** Begin SUPPLIED RECORDS **

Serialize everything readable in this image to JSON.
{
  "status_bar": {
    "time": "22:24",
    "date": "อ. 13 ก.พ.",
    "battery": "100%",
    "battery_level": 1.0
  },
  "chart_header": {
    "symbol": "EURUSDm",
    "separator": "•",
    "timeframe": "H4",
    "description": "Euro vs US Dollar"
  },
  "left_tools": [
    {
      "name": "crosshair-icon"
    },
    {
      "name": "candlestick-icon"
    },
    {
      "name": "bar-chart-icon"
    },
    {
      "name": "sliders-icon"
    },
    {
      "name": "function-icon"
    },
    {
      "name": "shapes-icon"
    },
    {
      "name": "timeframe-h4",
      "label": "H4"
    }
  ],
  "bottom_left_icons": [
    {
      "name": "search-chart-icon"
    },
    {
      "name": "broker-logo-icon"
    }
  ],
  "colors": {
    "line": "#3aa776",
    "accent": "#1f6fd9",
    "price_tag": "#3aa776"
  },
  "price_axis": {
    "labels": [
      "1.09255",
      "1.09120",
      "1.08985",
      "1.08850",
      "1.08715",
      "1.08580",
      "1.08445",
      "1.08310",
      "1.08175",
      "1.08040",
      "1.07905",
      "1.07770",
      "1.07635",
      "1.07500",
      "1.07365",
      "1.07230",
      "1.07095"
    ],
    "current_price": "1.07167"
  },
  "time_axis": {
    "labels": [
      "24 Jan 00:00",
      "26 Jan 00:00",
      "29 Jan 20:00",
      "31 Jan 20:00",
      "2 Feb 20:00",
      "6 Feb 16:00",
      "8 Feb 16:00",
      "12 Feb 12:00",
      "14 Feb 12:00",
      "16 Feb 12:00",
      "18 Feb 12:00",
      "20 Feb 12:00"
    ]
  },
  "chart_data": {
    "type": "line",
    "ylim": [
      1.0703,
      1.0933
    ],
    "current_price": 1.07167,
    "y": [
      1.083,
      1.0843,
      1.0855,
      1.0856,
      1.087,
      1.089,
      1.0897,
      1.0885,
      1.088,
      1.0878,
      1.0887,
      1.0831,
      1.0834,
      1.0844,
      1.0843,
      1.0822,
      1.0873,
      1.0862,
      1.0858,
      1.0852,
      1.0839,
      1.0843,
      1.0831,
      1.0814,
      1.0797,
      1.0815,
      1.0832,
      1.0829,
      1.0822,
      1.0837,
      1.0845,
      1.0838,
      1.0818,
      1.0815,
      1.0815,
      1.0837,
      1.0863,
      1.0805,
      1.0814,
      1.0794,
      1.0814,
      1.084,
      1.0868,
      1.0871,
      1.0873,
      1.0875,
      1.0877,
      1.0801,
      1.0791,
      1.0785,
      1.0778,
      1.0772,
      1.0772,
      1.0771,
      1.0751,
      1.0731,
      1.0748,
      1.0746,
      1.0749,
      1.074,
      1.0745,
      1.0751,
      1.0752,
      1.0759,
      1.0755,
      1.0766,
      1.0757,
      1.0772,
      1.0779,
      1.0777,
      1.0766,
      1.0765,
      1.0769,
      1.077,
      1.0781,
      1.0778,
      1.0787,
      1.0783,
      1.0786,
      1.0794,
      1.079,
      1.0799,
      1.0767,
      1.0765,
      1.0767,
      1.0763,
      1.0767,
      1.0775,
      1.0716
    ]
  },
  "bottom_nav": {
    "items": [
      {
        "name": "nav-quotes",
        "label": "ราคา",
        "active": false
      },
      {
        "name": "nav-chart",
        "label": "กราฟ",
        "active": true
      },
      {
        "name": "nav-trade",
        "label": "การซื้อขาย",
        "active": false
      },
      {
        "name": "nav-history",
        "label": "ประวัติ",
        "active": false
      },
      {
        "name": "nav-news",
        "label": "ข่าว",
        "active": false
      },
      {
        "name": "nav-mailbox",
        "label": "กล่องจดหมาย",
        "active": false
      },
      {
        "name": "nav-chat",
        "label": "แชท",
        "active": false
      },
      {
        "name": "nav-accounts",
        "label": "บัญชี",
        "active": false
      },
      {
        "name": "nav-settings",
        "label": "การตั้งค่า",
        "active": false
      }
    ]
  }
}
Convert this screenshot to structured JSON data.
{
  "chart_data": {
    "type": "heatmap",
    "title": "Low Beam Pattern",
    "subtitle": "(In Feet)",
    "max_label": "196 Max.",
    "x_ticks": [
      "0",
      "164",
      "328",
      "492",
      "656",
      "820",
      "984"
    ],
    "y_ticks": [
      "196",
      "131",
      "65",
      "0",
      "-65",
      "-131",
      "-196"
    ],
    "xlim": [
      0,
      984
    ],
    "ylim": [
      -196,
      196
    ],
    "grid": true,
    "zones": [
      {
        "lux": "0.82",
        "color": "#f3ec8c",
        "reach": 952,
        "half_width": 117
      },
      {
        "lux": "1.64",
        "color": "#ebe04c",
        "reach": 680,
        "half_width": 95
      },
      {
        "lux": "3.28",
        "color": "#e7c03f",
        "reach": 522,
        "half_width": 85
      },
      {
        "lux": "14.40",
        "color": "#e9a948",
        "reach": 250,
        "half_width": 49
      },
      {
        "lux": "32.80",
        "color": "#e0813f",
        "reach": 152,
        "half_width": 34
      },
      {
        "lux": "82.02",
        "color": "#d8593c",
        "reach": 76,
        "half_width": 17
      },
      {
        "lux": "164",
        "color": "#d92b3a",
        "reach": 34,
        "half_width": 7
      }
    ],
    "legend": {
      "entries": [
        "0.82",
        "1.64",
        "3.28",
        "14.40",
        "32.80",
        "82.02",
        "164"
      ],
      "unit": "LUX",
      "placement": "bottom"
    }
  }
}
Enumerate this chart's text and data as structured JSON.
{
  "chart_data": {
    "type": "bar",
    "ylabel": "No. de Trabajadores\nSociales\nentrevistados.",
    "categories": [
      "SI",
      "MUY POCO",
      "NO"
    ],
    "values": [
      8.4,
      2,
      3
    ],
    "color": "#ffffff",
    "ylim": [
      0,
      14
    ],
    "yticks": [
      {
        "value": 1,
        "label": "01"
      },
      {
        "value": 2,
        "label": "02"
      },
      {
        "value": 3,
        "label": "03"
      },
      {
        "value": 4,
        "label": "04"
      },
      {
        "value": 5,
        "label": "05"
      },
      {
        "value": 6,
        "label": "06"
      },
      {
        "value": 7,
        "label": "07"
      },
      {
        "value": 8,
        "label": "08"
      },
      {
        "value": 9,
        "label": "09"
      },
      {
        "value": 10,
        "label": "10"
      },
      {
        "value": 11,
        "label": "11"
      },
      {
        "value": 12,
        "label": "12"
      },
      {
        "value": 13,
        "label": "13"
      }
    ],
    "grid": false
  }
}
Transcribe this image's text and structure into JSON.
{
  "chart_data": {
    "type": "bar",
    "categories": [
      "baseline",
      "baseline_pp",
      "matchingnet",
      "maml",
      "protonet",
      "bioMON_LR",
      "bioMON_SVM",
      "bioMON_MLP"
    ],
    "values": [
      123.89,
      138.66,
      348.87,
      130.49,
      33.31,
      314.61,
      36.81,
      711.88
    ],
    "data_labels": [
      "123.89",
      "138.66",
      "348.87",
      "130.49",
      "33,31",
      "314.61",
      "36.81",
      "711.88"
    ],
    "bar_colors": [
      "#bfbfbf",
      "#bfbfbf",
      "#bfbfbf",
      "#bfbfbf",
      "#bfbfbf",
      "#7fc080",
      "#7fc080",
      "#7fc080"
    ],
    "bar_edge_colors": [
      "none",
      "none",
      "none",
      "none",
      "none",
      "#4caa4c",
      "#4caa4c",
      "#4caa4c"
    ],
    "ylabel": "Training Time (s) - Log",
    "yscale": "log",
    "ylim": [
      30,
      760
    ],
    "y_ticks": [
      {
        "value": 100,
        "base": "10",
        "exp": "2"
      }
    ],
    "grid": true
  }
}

** End SUPPLIED RECORDS **

▸ EXERCISE DIRECTIONS
Transcribe every entry word for word.

▸ FULL OUTPUT
Serialize everything readable in this image to JSON.
{
  "status_bar": {
    "time": "22:24",
    "date": "อ. 13 ก.พ.",
    "battery": "100%",
    "battery_level": 1.0
  },
  "chart_header": {
    "symbol": "EURUSDm",
    "separator": "•",
    "timeframe": "H4",
    "description": "Euro vs US Dollar"
  },
  "left_tools": [
    {
      "name": "crosshair-icon"
    },
    {
      "name": "candlestick-icon"
    },
    {
      "name": "bar-chart-icon"
    },
    {
      "name": "sliders-icon"
    },
    {
      "name": "function-icon"
    },
    {
      "name": "shapes-icon"
    },
    {
      "name": "timeframe-h4",
      "label": "H4"
    }
  ],
  "bottom_left_icons": [
    {
      "name": "search-chart-icon"
    },
    {
      "name": "broker-logo-icon"
    }
  ],
  "colors": {
    "line": "#3aa776",
    "accent": "#1f6fd9",
    "price_tag": "#3aa776"
  },
  "price_axis": {
    "labels": [
      "1.09255",
      "1.09120",
      "1.08985",
      "1.08850",
      "1.08715",
      "1.08580",
      "1.08445",
      "1.08310",
      "1.08175",
      "1.08040",
      "1.07905",
      "1.07770",
      "1.07635",
      "1.07500",
      "1.07365",
      "1.07230",
      "1.07095"
    ],
    "current_price": "1.07167"
  },
  "time_axis": {
    "labels": [
      "24 Jan 00:00",
      "26 Jan 00:00",
      "29 Jan 20:00",
      "31 Jan 20:00",
      "2 Feb 20:00",
      "6 Feb 16:00",
      "8 Feb 16:00",
      "12 Feb 12:00",
      "14 Feb 12:00",
      "16 Feb 12:00",
      "18 Feb 12:00",
      "20 Feb 12:00"
    ]
  },
  "chart_data": {
    "type": "line",
    "ylim": [
      1.0703,
      1.0933
    ],
    "current_price": 1.07167,
    "y": [
      1.083,
      1.0843,
      1.0855,
      1.0856,
      1.087,
      1.089,
      1.0897,
      1.0885,
      1.088,
      1.0878,
      1.0887,
      1.0831,
      1.0834,
      1.0844,
      1.0843,
      1.0822,
      1.0873,
      1.0862,
      1.0858,
      1.0852,
      1.0839,
      1.0843,
      1.0831,
      1.0814,
      1.0797,
      1.0815,
      1.0832,
      1.0829,
      1.0822,
      1.0837,
      1.0845,
      1.0838,
      1.0818,
      1.0815,
      1.0815,
      1.0837,
      1.0863,
      1.0805,
      1.0814,
      1.0794,
      1.0814,
      1.084,
      1.0868,
      1.0871,
      1.0873,
      1.0875,
      1.0877,
      1.0801,
      1.0791,
      1.0785,
      1.0778,
      1.0772,
      1.0772,
      1.0771,
      1.0751,
      1.0731,
      1.0748,
      1.0746,
      1.0749,
      1.074,
      1.0745,
      1.0751,
      1.0752,
      1.0759,
      1.0755,
      1.0766,
      1.0757,
      1.0772,
      1.0779,
      1.0777,
      1.0766,
      1.0765,
      1.0769,
      1.077,
      1.0781,
      1.0778,
      1.0787,
      1.0783,
      1.0786,
      1.0794,
      1.079,
      1.0799,
      1.0767,
      1.0765,
      1.0767,
      1.0763,
      1.0767,
      1.0775,
      1.0716
    ]
  },
  "bottom_nav": {
    "items": [
      {
        "name": "nav-quotes",
        "label": "ราคา",
        "active": false
      },
      {
        "name": "nav-chart",
        "label": "กราฟ",
        "active": true
      },
      {
        "name": "nav-trade",
        "label": "การซื้อขาย",
        "active": false
      },
      {
        "name": "nav-history",
        "label": "ประวัติ",
        "active": false
      },
      {
        "name": "nav-news",
        "label": "ข่าว",
        "active": false
      },
      {
        "name": "nav-mailbox",
        "label": "กล่องจดหมาย",
        "active": false
      },
      {
        "name": "nav-chat",
        "label": "แชท",
        "active": false
      },
      {
        "name": "nav-accounts",
        "label": "บัญชี",
        "active": false
      },
      {
        "name": "nav-settings",
        "label": "การตั้งค่า",
        "active": false
      }
    ]
  }
}
Convert this screenshot to structured JSON data.
{
  "chart_data": {
    "type": "heatmap",
    "title": "Low Beam Pattern",
    "subtitle": "(In Feet)",
    "max_label": "196 Max.",
    "x_ticks": [
      "0",
      "164",
      "328",
      "492",
      "656",
      "820",
      "984"
    ],
    "y_ticks": [
      "196",
      "131",
      "65",
      "0",
      "-65",
      "-131",
      "-196"
    ],
    "xlim": [
      0,
      984
    ],
    "ylim": [
      -196,
      196
    ],
    "grid": true,
    "zones": [
      {
        "lux": "0.82",
        "color": "#f3ec8c",
        "reach": 952,
        "half_width": 117
      },
      {
        "lux": "1.64",
        "color": "#ebe04c",
        "reach": 680,
        "half_width": 95
      },
      {
        "lux": "3.28",
        "color": "#e7c03f",
        "reach": 522,
        "half_width": 85
      },
      {
        "lux": "14.40",
        "color": "#e9a948",
        "reach": 250,
        "half_width": 49
      },
      {
        "lux": "32.80",
        "color": "#e0813f",
        "reach": 152,
        "half_width": 34
      },
      {
        "lux": "82.02",
        "color": "#d8593c",
        "reach": 76,
        "half_width": 17
      },
      {
        "lux": "164",
        "color": "#d92b3a",
        "reach": 34,
        "half_width": 7
      }
    ],
    "legend": {
      "entries": [
        "0.82",
        "1.64",
        "3.28",
        "14.40",
        "32.80",
        "82.02",
        "164"
      ],
      "unit": "LUX",
      "placement": "bottom"
    }
  }
}
Enumerate this chart's text and data as structured JSON.
{
  "chart_data": {
    "type": "bar",
    "ylabel": "No. de Trabajadores\nSociales\nentrevistados.",
    "categories": [
      "SI",
      "MUY POCO",
      "NO"
    ],
    "values": [
      8.4,
      2,
      3
    ],
    "color": "#ffffff",
    "ylim": [
      0,
      14
    ],
    "yticks": [
      {
        "value": 1,
        "label": "01"
      },
      {
        "value": 2,
        "label": "02"
      },
      {
        "value": 3,
        "label": "03"
      },
      {
        "value": 4,
        "label": "04"
      },
      {
        "value": 5,
        "label": "05"
      },
      {
        "value": 6,
        "label": "06"
      },
      {
        "value": 7,
        "label": "07"
      },
      {
        "value": 8,
        "label": "08"
      },
      {
        "value": 9,
        "label": "09"
      },
      {
        "value": 10,
        "label": "10"
      },
      {
        "value": 11,
        "label": "11"
      },
      {
        "value": 12,
        "label": "12"
      },
      {
        "value": 13,
        "label": "13"
      }
    ],
    "grid": false
  }
}
Transcribe this image's text and structure into JSON.
{
  "chart_data": {
    "type": "bar",
    "categories": [
      "baseline",
      "baseline_pp",
      "matchingnet",
      "maml",
      "protonet",
      "bioMON_LR",
      "bioMON_SVM",
      "bioMON_MLP"
    ],
    "values": [
      123.89,
      138.66,
      348.87,
      130.49,
      33.31,
      314.61,
      36.81,
      711.88
    ],
    "data_labels": [
      "123.89",
      "138.66",
      "348.87",
      "130.49",
      "33,31",
      "314.61",
      "36.81",
      "711.88"
    ],
    "bar_colors": [
      "#bfbfbf",
      "#bfbfbf",
      "#bfbfbf",
      "#bfbfbf",
      "#bfbfbf",
      "#7fc080",
      "#7fc080",
      "#7fc080"
    ],
    "bar_edge_colors": [
      "none",
      "none",
      "none",
      "none",
      "none",
      "#4caa4c",
      "#4caa4c",
      "#4caa4c"
    ],
    "ylabel": "Training Time (s) - Log",
    "yscale": "log",
    "ylim": [
      30,
      760
    ],
    "y_ticks": [
      {
        "value": 100,
        "base": "10",
        "exp": "2"
      }
    ],
    "grid": true
  }
}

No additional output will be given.